Rewrite the lines from the line with "paragraph-36312-number: ٣٦٣١٢ –" to the line with "paragraph-1-text-b: مِنْ بَنِيهِ", changing "footnote" to "note" and keeping everything else the same.

# Dataset content start

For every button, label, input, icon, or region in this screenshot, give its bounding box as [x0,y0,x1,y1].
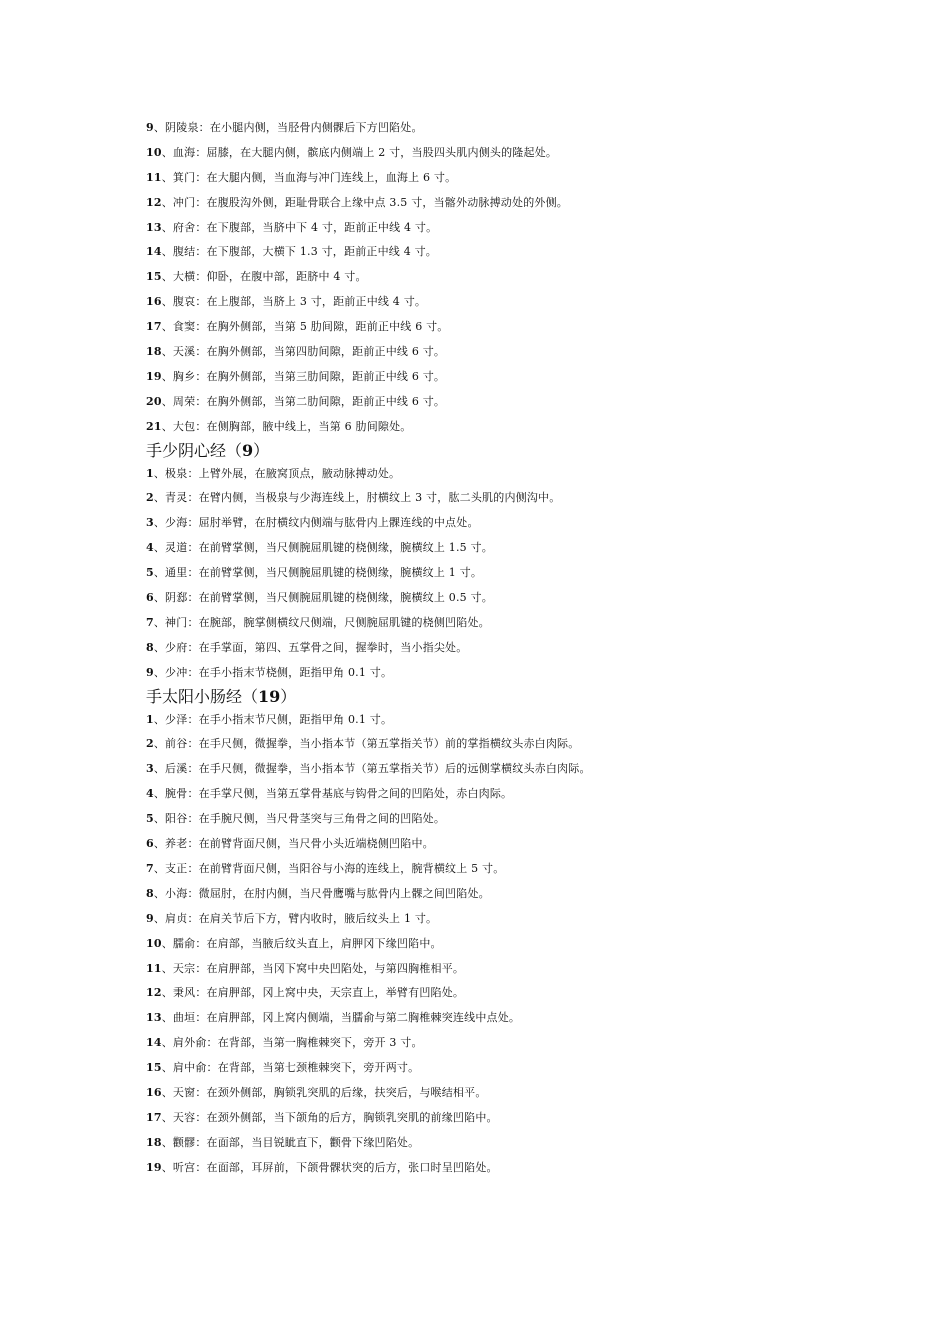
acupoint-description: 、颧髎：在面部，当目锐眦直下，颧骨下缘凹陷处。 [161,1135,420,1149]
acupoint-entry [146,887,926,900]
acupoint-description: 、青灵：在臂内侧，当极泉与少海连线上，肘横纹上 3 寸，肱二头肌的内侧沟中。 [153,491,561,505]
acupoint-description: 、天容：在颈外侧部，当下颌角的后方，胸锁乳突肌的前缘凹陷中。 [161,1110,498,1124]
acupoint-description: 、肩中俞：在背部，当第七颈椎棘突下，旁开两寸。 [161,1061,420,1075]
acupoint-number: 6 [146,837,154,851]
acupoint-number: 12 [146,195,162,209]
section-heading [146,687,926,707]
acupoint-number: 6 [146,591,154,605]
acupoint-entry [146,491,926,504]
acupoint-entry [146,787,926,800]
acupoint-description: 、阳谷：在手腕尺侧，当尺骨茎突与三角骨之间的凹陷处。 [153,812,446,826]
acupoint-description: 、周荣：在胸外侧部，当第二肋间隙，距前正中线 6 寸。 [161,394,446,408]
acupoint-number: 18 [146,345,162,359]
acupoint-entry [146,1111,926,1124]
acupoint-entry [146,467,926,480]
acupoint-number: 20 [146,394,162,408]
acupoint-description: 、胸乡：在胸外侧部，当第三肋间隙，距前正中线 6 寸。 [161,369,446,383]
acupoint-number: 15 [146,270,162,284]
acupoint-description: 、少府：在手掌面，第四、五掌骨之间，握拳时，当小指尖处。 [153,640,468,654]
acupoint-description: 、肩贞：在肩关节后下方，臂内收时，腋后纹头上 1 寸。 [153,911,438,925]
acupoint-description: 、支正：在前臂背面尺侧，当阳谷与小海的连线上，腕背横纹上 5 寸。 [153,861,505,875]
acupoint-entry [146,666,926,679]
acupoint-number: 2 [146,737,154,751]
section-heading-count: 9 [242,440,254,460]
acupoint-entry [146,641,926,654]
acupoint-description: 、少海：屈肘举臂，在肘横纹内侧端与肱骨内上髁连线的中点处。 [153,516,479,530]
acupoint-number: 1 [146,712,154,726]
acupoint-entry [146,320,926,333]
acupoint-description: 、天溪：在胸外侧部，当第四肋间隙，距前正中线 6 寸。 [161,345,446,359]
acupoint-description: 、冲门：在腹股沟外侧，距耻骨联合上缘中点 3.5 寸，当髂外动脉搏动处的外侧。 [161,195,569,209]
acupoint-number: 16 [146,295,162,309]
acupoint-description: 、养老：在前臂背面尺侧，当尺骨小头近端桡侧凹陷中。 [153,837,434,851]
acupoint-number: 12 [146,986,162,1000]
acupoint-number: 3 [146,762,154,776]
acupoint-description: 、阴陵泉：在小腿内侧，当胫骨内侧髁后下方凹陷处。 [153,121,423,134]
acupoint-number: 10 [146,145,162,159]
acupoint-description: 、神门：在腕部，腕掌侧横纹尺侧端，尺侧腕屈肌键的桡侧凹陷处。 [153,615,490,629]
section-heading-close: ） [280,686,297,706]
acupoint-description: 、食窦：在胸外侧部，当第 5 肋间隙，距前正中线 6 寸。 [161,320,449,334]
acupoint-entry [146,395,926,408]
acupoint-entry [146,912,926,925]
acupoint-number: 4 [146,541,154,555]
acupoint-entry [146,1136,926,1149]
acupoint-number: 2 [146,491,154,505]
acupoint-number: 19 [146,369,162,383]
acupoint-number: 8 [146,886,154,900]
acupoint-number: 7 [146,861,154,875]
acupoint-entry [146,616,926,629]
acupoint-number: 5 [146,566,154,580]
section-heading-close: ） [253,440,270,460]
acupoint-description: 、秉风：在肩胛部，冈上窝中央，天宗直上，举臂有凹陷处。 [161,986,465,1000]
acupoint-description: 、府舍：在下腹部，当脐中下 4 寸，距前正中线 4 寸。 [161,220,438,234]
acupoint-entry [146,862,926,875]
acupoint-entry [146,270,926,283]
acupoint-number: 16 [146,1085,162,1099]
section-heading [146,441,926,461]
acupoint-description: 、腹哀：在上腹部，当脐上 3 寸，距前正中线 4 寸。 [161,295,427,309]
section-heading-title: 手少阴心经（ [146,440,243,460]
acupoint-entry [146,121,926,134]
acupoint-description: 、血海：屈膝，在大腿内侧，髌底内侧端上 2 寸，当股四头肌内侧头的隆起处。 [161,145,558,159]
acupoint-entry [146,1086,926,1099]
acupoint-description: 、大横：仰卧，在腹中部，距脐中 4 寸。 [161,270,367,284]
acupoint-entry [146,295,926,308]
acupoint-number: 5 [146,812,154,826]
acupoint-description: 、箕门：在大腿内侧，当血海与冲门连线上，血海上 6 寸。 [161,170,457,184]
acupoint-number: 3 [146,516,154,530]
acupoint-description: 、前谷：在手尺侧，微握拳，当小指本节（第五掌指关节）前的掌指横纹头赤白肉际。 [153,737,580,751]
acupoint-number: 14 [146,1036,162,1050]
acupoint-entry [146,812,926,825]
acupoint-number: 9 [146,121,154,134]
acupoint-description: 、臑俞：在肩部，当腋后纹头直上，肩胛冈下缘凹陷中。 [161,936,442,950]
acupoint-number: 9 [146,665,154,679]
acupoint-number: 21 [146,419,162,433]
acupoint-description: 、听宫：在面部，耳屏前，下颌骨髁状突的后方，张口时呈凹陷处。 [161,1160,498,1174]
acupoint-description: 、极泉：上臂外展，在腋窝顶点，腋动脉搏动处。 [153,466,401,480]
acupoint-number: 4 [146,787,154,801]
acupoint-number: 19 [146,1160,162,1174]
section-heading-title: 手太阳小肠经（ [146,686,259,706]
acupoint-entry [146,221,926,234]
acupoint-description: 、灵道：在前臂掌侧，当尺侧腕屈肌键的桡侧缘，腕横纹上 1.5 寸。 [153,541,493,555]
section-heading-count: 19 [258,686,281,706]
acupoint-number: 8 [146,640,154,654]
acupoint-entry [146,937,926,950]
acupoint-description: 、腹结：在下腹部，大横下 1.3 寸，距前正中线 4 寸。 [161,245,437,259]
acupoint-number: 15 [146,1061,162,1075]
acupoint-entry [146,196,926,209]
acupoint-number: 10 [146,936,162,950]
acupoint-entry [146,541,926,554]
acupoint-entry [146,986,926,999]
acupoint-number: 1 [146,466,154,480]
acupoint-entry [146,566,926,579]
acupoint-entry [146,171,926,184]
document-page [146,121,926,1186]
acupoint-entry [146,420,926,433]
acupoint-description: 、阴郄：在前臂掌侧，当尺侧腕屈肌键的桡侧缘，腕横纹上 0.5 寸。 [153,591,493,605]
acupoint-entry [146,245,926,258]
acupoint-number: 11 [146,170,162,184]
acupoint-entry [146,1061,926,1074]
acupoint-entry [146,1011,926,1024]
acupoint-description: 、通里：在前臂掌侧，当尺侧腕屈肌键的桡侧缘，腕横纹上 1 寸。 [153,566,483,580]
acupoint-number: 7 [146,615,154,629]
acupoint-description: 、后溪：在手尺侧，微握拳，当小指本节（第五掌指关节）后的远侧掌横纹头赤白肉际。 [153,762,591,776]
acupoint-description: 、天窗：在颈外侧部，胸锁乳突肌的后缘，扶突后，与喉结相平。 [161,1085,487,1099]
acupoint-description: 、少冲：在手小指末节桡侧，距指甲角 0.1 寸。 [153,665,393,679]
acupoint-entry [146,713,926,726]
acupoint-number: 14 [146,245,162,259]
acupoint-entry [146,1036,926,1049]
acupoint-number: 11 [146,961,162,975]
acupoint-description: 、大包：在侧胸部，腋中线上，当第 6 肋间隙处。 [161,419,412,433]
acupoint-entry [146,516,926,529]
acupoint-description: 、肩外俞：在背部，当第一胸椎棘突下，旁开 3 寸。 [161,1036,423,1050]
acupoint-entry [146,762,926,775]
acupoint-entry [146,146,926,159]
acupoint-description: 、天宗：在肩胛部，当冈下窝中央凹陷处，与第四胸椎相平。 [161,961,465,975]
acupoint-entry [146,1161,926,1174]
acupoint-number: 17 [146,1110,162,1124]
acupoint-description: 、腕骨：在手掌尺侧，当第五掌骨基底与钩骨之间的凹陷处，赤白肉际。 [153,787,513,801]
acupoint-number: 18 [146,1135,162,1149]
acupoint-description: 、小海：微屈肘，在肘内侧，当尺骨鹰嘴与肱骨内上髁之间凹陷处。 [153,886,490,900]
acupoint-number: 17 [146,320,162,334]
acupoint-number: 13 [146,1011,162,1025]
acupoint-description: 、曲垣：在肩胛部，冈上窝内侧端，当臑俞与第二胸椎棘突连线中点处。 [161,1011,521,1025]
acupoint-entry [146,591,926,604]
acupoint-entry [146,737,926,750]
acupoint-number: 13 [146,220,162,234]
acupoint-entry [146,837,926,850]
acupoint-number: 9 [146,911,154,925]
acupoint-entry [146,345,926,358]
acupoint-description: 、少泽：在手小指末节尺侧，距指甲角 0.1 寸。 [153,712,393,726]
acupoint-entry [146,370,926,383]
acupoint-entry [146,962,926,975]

# Dataset content end
# Dataset content start

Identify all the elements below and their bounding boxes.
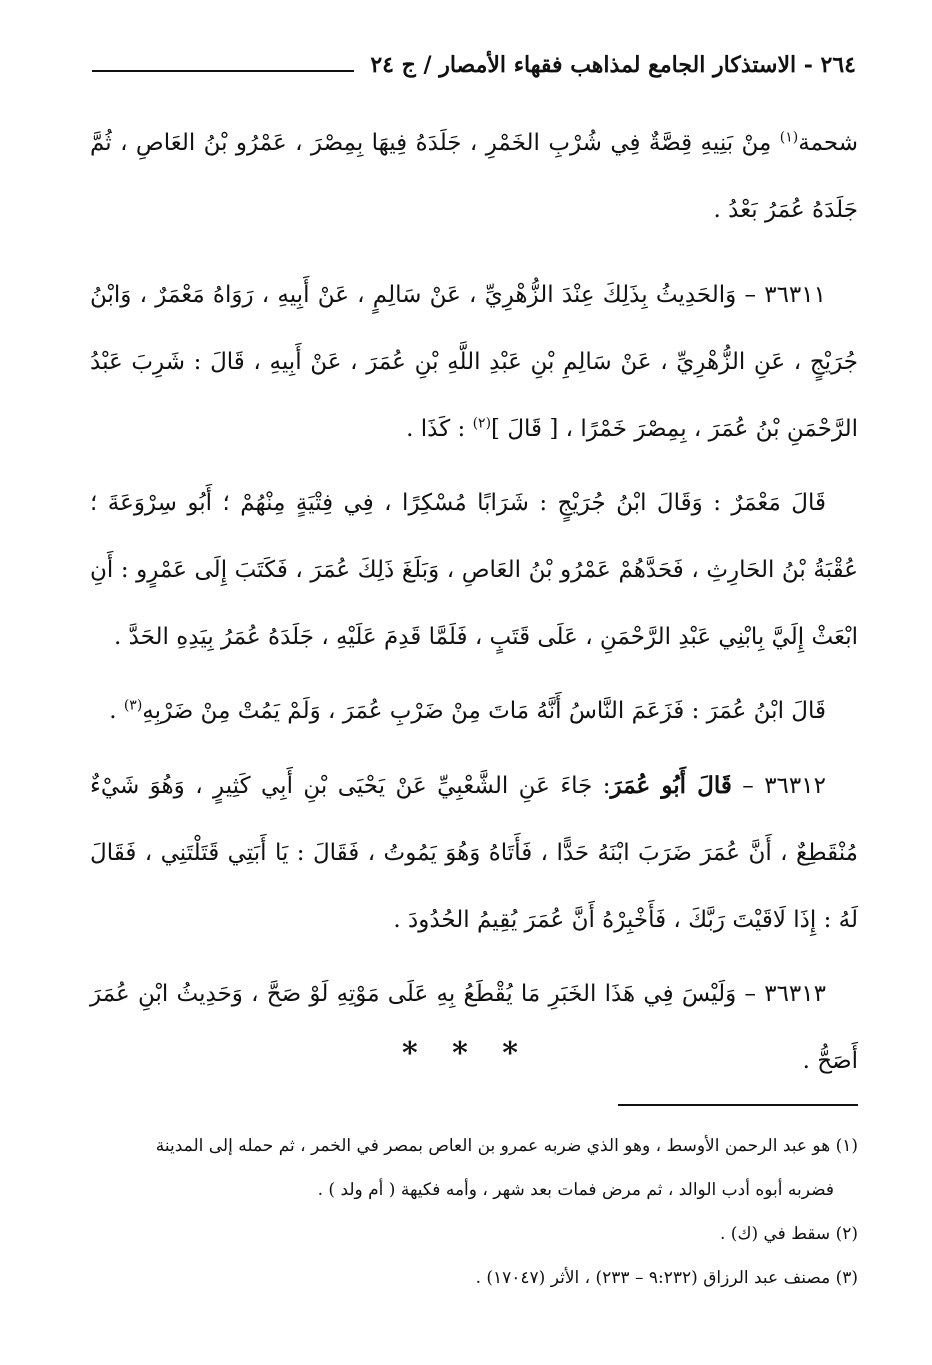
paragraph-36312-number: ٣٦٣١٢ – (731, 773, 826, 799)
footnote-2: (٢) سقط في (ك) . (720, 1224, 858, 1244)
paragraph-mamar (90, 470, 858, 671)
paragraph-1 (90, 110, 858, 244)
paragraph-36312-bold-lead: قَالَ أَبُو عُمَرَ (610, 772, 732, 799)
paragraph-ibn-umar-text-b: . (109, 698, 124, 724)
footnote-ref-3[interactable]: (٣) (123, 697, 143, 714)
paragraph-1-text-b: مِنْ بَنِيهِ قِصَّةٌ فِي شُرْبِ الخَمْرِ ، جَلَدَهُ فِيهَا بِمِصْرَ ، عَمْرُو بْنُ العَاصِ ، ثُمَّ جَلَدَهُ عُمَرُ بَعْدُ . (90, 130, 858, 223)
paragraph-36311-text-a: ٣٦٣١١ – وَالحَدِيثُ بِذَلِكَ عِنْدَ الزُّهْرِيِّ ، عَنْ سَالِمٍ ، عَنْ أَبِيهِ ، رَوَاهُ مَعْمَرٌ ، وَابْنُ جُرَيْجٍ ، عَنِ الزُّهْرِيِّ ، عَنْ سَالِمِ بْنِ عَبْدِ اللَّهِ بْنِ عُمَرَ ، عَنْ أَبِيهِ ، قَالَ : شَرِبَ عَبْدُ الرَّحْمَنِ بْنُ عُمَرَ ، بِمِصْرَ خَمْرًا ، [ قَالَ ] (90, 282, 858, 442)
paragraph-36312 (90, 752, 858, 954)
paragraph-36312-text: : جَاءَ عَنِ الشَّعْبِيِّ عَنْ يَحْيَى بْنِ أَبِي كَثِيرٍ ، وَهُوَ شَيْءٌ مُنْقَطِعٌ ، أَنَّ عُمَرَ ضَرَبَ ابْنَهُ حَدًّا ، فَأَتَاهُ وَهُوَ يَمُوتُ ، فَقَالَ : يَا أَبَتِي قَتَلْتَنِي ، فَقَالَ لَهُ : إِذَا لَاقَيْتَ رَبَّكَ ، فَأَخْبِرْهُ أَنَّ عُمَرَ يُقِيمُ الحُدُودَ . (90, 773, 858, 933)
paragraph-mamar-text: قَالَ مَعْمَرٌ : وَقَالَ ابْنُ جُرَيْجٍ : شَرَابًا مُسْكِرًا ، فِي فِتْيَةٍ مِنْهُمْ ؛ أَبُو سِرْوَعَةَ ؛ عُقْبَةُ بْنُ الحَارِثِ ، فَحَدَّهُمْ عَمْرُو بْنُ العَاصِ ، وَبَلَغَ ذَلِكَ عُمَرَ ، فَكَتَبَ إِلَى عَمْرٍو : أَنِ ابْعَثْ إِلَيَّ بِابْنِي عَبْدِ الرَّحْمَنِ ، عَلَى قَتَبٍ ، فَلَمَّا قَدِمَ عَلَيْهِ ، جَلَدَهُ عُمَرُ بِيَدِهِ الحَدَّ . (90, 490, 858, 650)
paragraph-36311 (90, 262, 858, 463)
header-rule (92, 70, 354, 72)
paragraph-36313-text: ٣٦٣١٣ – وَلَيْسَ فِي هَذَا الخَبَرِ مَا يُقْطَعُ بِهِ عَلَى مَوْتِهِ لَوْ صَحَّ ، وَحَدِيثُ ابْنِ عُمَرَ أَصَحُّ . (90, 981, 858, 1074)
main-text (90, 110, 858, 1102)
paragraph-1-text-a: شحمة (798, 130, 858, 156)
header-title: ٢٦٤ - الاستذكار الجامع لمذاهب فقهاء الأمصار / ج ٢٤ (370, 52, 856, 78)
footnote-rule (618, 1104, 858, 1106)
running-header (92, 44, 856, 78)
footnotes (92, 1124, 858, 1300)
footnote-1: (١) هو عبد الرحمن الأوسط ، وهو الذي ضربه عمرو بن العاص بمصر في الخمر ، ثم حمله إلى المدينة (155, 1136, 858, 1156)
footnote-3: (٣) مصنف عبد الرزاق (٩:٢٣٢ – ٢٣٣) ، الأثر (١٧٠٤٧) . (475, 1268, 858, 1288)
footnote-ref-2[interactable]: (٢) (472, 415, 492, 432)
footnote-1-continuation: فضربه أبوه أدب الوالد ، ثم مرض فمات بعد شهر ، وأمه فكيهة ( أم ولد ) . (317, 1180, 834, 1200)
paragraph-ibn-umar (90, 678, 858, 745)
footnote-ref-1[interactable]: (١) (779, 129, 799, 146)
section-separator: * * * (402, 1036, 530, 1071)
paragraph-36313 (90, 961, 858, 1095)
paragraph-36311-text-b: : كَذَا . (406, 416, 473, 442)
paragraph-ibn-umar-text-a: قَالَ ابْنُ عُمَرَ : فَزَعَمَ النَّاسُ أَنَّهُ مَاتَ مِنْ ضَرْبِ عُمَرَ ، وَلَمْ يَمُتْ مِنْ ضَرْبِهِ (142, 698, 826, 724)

# Dataset content end

> **Written answer**:
paragraph-36312-number: ٣٦٣١٢ – (731, 773, 826, 799)
note-2: (٢) سقط في (ك) . (720, 1224, 858, 1244)
paragraph-mamar (90, 470, 858, 671)
paragraph-1 (90, 110, 858, 244)
paragraph-36312-bold-lead: قَالَ أَبُو عُمَرَ (610, 772, 732, 799)
paragraph-ibn-umar-text-b: . (109, 698, 124, 724)
note-ref-3[interactable]: (٣) (123, 697, 143, 714)
paragraph-1-text-b: مِنْ بَنِيهِ قِصَّةٌ فِي شُرْبِ الخَمْرِ ، جَلَدَهُ فِيهَا بِمِصْرَ ، عَمْرُو بْنُ العَاصِ ، ثُمَّ جَلَدَهُ عُمَرُ بَعْدُ . (90, 130, 858, 223)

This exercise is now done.